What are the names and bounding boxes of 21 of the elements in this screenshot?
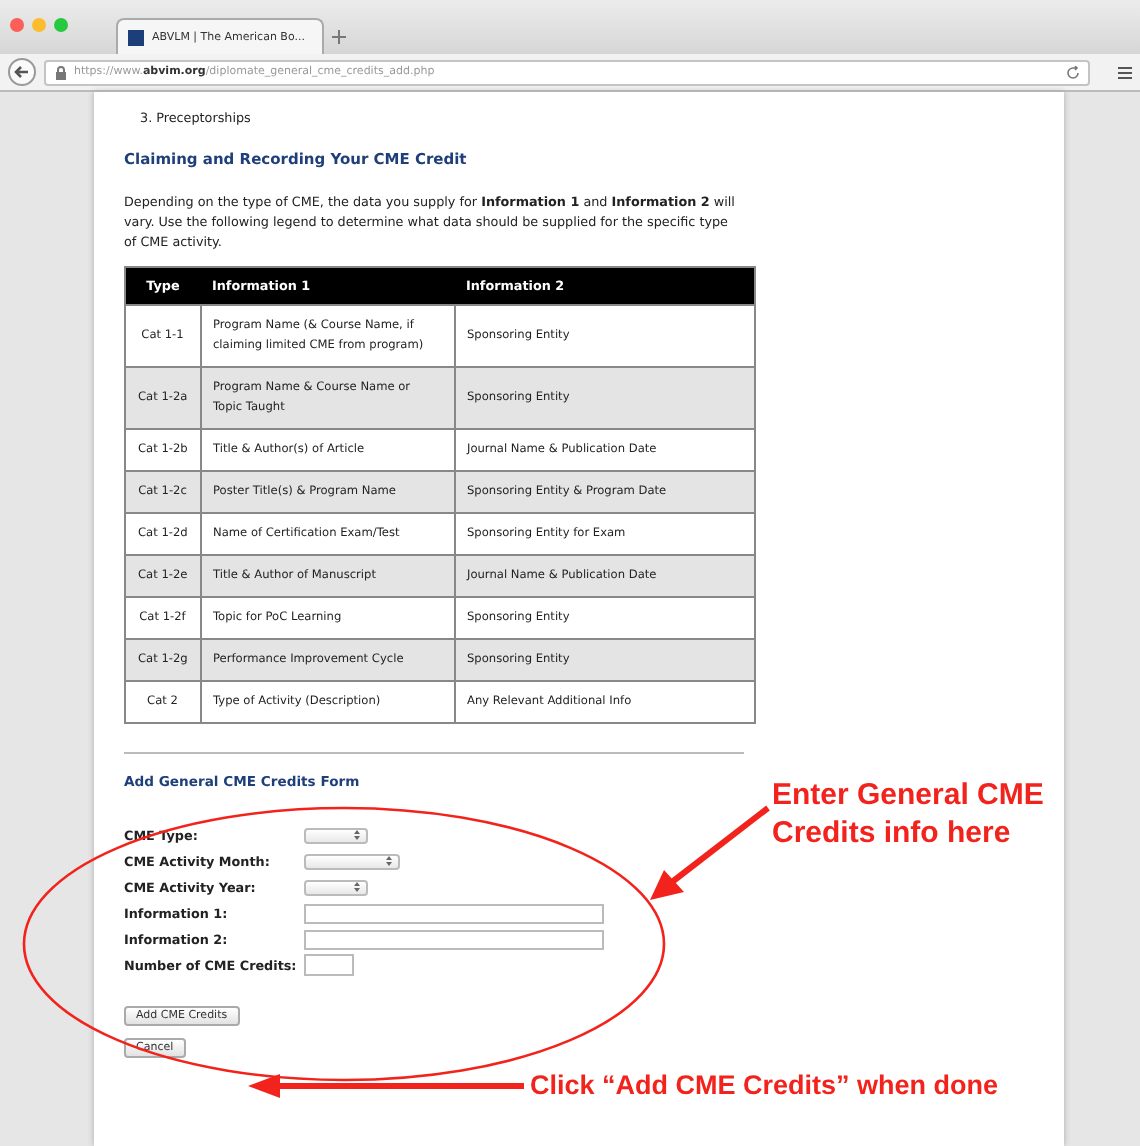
select-dropdown[interactable] [304,879,368,895]
select-dropdown[interactable] [304,827,368,843]
select-dropdown[interactable] [304,853,400,869]
new-tab-icon[interactable] [332,30,346,44]
annotation-arrow [650,805,770,900]
dropdown-arrows-icon [386,856,392,866]
back-icon[interactable] [8,58,36,86]
annotation-text: Click “Add CME Credits” when done [530,1070,999,1100]
zoom-window-icon[interactable] [54,18,68,32]
input-field[interactable] [304,954,354,976]
lock-icon [54,65,68,79]
reload-icon[interactable] [1066,65,1080,79]
dropdown-arrows-icon [354,882,360,892]
dropdown-arrows-icon [354,830,360,840]
annotation-text: Enter General CME Credits info here [772,776,1046,852]
site-favicon-icon [128,29,144,45]
minimize-window-icon[interactable] [32,18,46,32]
menu-icon[interactable] [1118,65,1132,79]
input-field[interactable] [304,903,604,923]
input-field[interactable] [304,929,604,949]
close-window-icon[interactable] [10,18,24,32]
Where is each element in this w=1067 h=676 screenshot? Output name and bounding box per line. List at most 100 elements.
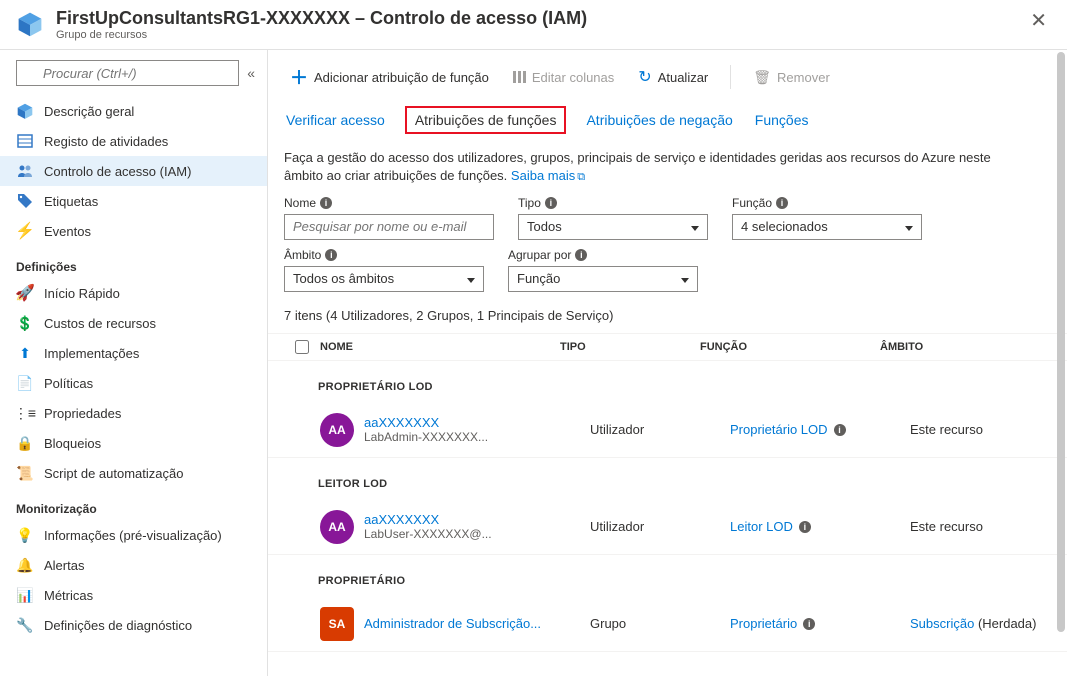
sidebar-item-label: Bloqueios	[44, 436, 101, 451]
main-content: ＋ Adicionar atribuição de função Editar …	[268, 50, 1067, 676]
scrollbar[interactable]	[1057, 52, 1065, 676]
policy-icon: 📄	[16, 374, 34, 392]
metrics-icon: 📊	[16, 586, 34, 604]
add-label: Adicionar atribuição de função	[314, 70, 489, 85]
sidebar-item-tags[interactable]: Etiquetas	[0, 186, 267, 216]
sidebar-item-events[interactable]: ⚡Eventos	[0, 216, 267, 246]
sidebar-item-label: Definições de diagnóstico	[44, 618, 192, 633]
tab-check-access[interactable]: Verificar acesso	[284, 106, 387, 134]
sidebar-item-alerts[interactable]: 🔔 Alertas	[0, 550, 267, 580]
principal-link[interactable]: Administrador de Subscrição...	[364, 616, 590, 631]
sidebar-section-header: Definições	[0, 246, 267, 278]
collapse-sidebar-button[interactable]: «	[245, 63, 257, 83]
principal-link[interactable]: aaXXXXXXX	[364, 415, 590, 430]
principal-link[interactable]: aaXXXXXXX	[364, 512, 590, 527]
remove-button[interactable]: 🗑 Remover	[745, 65, 838, 90]
principal-sub: LabUser-XXXXXXX@...	[364, 527, 590, 541]
table-row[interactable]: AAaaXXXXXXXLabUser-XXXXXXX@...Utilizador…	[268, 500, 1067, 555]
sidebar-item-label: Métricas	[44, 588, 93, 603]
info-icon[interactable]: i	[320, 197, 332, 209]
sidebar-item-policy[interactable]: 📄 Políticas	[0, 368, 267, 398]
tab-role-assignments[interactable]: Atribuições de funções	[405, 106, 567, 134]
sidebar-item-quickstart[interactable]: 🚀Início Rápido	[0, 278, 267, 308]
sidebar-item-cost[interactable]: 💲 Custos de recursos	[0, 308, 267, 338]
tab-deny-assignments[interactable]: Atribuições de negação	[584, 106, 734, 134]
col-scope[interactable]: ÂMBITO	[880, 341, 1051, 353]
remove-label: Remover	[777, 70, 830, 85]
quickstart-icon: 🚀	[16, 284, 34, 302]
description-text: Faça a gestão do acesso dos utilizadores…	[268, 135, 1048, 196]
filter-type-select[interactable]: Todos	[518, 214, 708, 240]
group-header: PROPRIETÁRIO	[268, 555, 1067, 597]
props-icon: ⋮≡	[16, 404, 34, 422]
edit-columns-button[interactable]: Editar colunas	[505, 66, 622, 89]
sidebar-item-label: Propriedades	[44, 406, 121, 421]
role-cell[interactable]: Leitor LOD i	[730, 519, 910, 534]
sidebar-item-label: Descrição geral	[44, 104, 134, 119]
sidebar-item-metrics[interactable]: 📊 Métricas	[0, 580, 267, 610]
info-icon[interactable]: i	[799, 521, 811, 533]
info-icon[interactable]: i	[803, 618, 815, 630]
scrollbar-thumb[interactable]	[1057, 52, 1065, 632]
principal-sub: LabAdmin-XXXXXXX...	[364, 430, 590, 444]
table-header: NOME TIPO FUNÇÃO ÂMBITO	[268, 333, 1067, 361]
sidebar-item-label: Controlo de acesso (IAM)	[44, 164, 191, 179]
overview-icon	[16, 102, 34, 120]
cost-icon: 💲	[16, 314, 34, 332]
filter-scope-select[interactable]: Todos os âmbitos	[284, 266, 484, 292]
sidebar-item-label: Eventos	[44, 224, 91, 239]
info-icon[interactable]: i	[834, 424, 846, 436]
info-icon[interactable]: i	[545, 197, 557, 209]
sidebar-item-diag[interactable]: 🔧 Definições de diagnóstico	[0, 610, 267, 640]
desc-body: Faça a gestão do acesso dos utilizadores…	[284, 150, 991, 183]
locks-icon: 🔒	[16, 434, 34, 452]
cube-icon	[16, 10, 44, 38]
trash-icon: 🗑	[753, 69, 771, 86]
page-subtitle: Grupo de recursos	[56, 29, 1026, 41]
table-row[interactable]: AAaaXXXXXXXLabAdmin-XXXXXXX...Utilizador…	[268, 403, 1067, 458]
tab-roles[interactable]: Funções	[753, 106, 811, 134]
sidebar-item-activity[interactable]: Registo de atividades	[0, 126, 267, 156]
refresh-button[interactable]: ↻ Atualizar	[630, 63, 716, 91]
columns-icon	[513, 71, 526, 83]
add-role-assignment-button[interactable]: ＋ Adicionar atribuição de função	[282, 60, 497, 94]
select-all-checkbox[interactable]	[295, 340, 309, 354]
sidebar-item-insights[interactable]: 💡Informações (pré-visualização)	[0, 520, 267, 550]
sidebar-item-props[interactable]: ⋮≡ Propriedades	[0, 398, 267, 428]
sidebar-item-locks[interactable]: 🔒 Bloqueios	[0, 428, 267, 458]
sidebar-item-label: Custos de recursos	[44, 316, 156, 331]
table-row[interactable]: SAAdministrador de Subscrição...GrupoPro…	[268, 597, 1067, 652]
col-type[interactable]: TIPO	[560, 341, 700, 353]
sidebar-item-label: Políticas	[44, 376, 93, 391]
type-cell: Grupo	[590, 616, 730, 631]
sidebar-item-overview[interactable]: Descrição geral	[0, 96, 267, 126]
filter-group-label: Agrupar por	[508, 248, 571, 262]
scope-cell: Este recurso	[910, 422, 1051, 437]
scope-cell: Este recurso	[910, 519, 1051, 534]
col-name[interactable]: NOME	[320, 341, 560, 353]
filter-scope-label: Âmbito	[284, 248, 321, 262]
learn-more-link[interactable]: Saiba mais	[511, 168, 575, 183]
search-input[interactable]	[16, 60, 239, 86]
sidebar-item-label: Alertas	[44, 558, 84, 573]
alerts-icon: 🔔	[16, 556, 34, 574]
page-title: FirstUpConsultantsRG1-XXXXXXX – Controlo…	[56, 8, 1026, 29]
info-icon[interactable]: i	[575, 249, 587, 261]
role-cell[interactable]: Proprietário LOD i	[730, 422, 910, 437]
close-button[interactable]: ✕	[1026, 8, 1051, 33]
sidebar-item-label: Script de automatização	[44, 466, 183, 481]
deploy-icon: ⬆	[16, 344, 34, 362]
sidebar-item-deploy[interactable]: ⬆ Implementações	[0, 338, 267, 368]
sidebar-item-iam[interactable]: Controlo de acesso (IAM)	[0, 156, 267, 186]
sidebar-item-label: Implementações	[44, 346, 139, 361]
sidebar-item-script[interactable]: 📜Script de automatização	[0, 458, 267, 488]
col-role[interactable]: FUNÇÃO	[700, 341, 880, 353]
filter-role-select[interactable]: 4 selecionados	[732, 214, 922, 240]
refresh-label: Atualizar	[658, 70, 709, 85]
info-icon[interactable]: i	[776, 197, 788, 209]
filter-group-select[interactable]: Função	[508, 266, 698, 292]
filter-name-input[interactable]	[284, 214, 494, 240]
info-icon[interactable]: i	[325, 249, 337, 261]
role-cell[interactable]: Proprietário i	[730, 616, 910, 631]
diag-icon: 🔧	[16, 616, 34, 634]
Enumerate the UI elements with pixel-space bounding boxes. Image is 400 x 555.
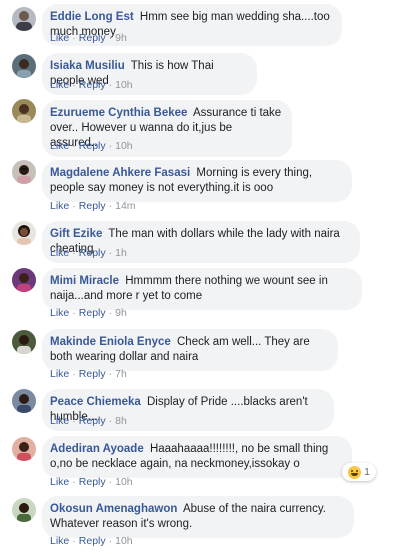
like-link[interactable]: Like xyxy=(50,415,69,427)
separator: · xyxy=(108,247,113,259)
separator: · xyxy=(108,415,113,427)
comment-author[interactable]: Adediran Ayoade xyxy=(50,443,144,455)
avatar[interactable] xyxy=(12,389,36,413)
comment-author[interactable]: Ezurueme Cynthia Bekee xyxy=(50,107,187,119)
timestamp[interactable]: 10h xyxy=(115,476,133,488)
like-link[interactable]: Like xyxy=(50,535,69,547)
comment-bubble: Adediran Ayoade Haaahaaaa!!!!!!!!, no be… xyxy=(42,436,352,478)
comment-author[interactable]: Isiaka Musiliu xyxy=(50,60,125,72)
laugh-emoji-icon xyxy=(348,465,362,479)
like-link[interactable]: Like xyxy=(50,247,69,259)
avatar[interactable] xyxy=(12,99,36,123)
reply-link[interactable]: Reply xyxy=(79,307,106,319)
comment-author[interactable]: Peace Chiemeka xyxy=(50,396,141,408)
comment-actions: Like · Reply · 14m xyxy=(50,200,136,212)
like-link[interactable]: Like xyxy=(50,368,69,380)
comment-bubble: Okosun Amenaghawon Abuse of the naira cu… xyxy=(42,496,354,538)
reaction-count: 1 xyxy=(364,466,370,478)
separator: · xyxy=(72,476,76,488)
comment-actions: Like · Reply · 9h xyxy=(50,32,127,44)
timestamp[interactable]: 9h xyxy=(115,32,127,44)
comment-actions: Like · Reply · 10h xyxy=(50,140,133,152)
separator: · xyxy=(72,368,76,380)
timestamp[interactable]: 14m xyxy=(115,200,135,212)
comment-bubble: Mimi Miracle Hmmmm there nothing we woun… xyxy=(42,268,362,310)
avatar[interactable] xyxy=(12,268,36,292)
like-link[interactable]: Like xyxy=(50,32,69,44)
reply-link[interactable]: Reply xyxy=(79,79,106,91)
separator: · xyxy=(108,79,113,91)
separator: · xyxy=(108,140,113,152)
timestamp[interactable]: 1h xyxy=(115,247,127,259)
reply-link[interactable]: Reply xyxy=(79,140,106,152)
reply-link[interactable]: Reply xyxy=(79,535,106,547)
separator: · xyxy=(72,140,76,152)
like-link[interactable]: Like xyxy=(50,307,69,319)
like-link[interactable]: Like xyxy=(50,200,69,212)
comment-actions: Like · Reply · 9h xyxy=(50,307,127,319)
avatar[interactable] xyxy=(12,330,36,354)
reply-link[interactable]: Reply xyxy=(79,200,106,212)
avatar[interactable] xyxy=(12,7,36,31)
reply-link[interactable]: Reply xyxy=(79,415,106,427)
comment-author[interactable]: Eddie Long Est xyxy=(50,11,134,23)
reply-link[interactable]: Reply xyxy=(79,476,106,488)
comment-bubble: Magdalene Ahkere Fasasi Morning is every… xyxy=(42,160,352,202)
comment-author[interactable]: Gift Ezike xyxy=(50,228,102,240)
timestamp[interactable]: 10h xyxy=(115,79,133,91)
timestamp[interactable]: 8h xyxy=(115,415,127,427)
timestamp[interactable]: 7h xyxy=(115,368,127,380)
like-link[interactable]: Like xyxy=(50,79,69,91)
separator: · xyxy=(108,32,113,44)
separator: · xyxy=(72,247,76,259)
separator: · xyxy=(72,32,76,44)
reply-link[interactable]: Reply xyxy=(79,368,106,380)
separator: · xyxy=(108,476,113,488)
comment-actions: Like · Reply · 10h xyxy=(50,535,133,547)
avatar[interactable] xyxy=(12,54,36,78)
timestamp[interactable]: 10h xyxy=(115,535,133,547)
timestamp[interactable]: 9h xyxy=(115,307,127,319)
reaction-badge[interactable]: 1 xyxy=(342,463,376,481)
avatar[interactable] xyxy=(12,160,36,184)
avatar[interactable] xyxy=(12,437,36,461)
comment-author[interactable]: Okosun Amenaghawon xyxy=(50,503,177,515)
comment-author[interactable]: Mimi Miracle xyxy=(50,275,119,287)
separator: · xyxy=(72,415,76,427)
comment-actions: Like · Reply · 10h xyxy=(50,79,133,91)
separator: · xyxy=(108,535,113,547)
comment-actions: Like · Reply · 10h xyxy=(50,476,133,488)
separator: · xyxy=(108,307,113,319)
separator: · xyxy=(108,200,113,212)
avatar[interactable] xyxy=(12,498,36,522)
like-link[interactable]: Like xyxy=(50,476,69,488)
reply-link[interactable]: Reply xyxy=(79,32,106,44)
comment-author[interactable]: Makinde Eniola Enyce xyxy=(50,336,171,348)
avatar[interactable] xyxy=(12,221,36,245)
timestamp[interactable]: 10h xyxy=(115,140,133,152)
comment-actions: Like · Reply · 7h xyxy=(50,368,127,380)
reply-link[interactable]: Reply xyxy=(79,247,106,259)
separator: · xyxy=(72,200,76,212)
comment-author[interactable]: Magdalene Ahkere Fasasi xyxy=(50,167,190,179)
like-link[interactable]: Like xyxy=(50,140,69,152)
separator: · xyxy=(72,79,76,91)
separator: · xyxy=(108,368,113,380)
comment-actions: Like · Reply · 1h xyxy=(50,247,127,259)
separator: · xyxy=(72,307,76,319)
comment-actions: Like · Reply · 8h xyxy=(50,415,127,427)
separator: · xyxy=(72,535,76,547)
comment-bubble: Makinde Eniola Enyce Check am well... Th… xyxy=(42,329,338,371)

********

What you should do: Copy the rows above, from the first one through the line that contains "Where is each", including that line. Leave out the pictures.

Solved problem:
What are the names and bounding boxes of 21 of the elements in this screenshot?
select-dropdown[interactable] [304,879,368,895]
select-dropdown[interactable] [304,827,368,843]
select-dropdown[interactable] [304,853,400,869]
new-tab-icon[interactable] [332,30,346,44]
annotation-arrow [650,805,770,900]
dropdown-arrows-icon [386,856,392,866]
back-icon[interactable] [8,58,36,86]
annotation-text: Click “Add CME Credits” when done [530,1070,999,1100]
zoom-window-icon[interactable] [54,18,68,32]
input-field[interactable] [304,954,354,976]
lock-icon [54,65,68,79]
reload-icon[interactable] [1066,65,1080,79]
dropdown-arrows-icon [354,882,360,892]
dropdown-arrows-icon [354,830,360,840]
annotation-text: Enter General CME Credits info here [772,776,1046,852]
site-favicon-icon [128,29,144,45]
minimize-window-icon[interactable] [32,18,46,32]
menu-icon[interactable] [1118,65,1132,79]
input-field[interactable] [304,903,604,923]
input-field[interactable] [304,929,604,949]
close-window-icon[interactable] [10,18,24,32]
Where is each element in this w=1067 h=676 screenshot? Output name and bounding box per line. List at most 100 elements.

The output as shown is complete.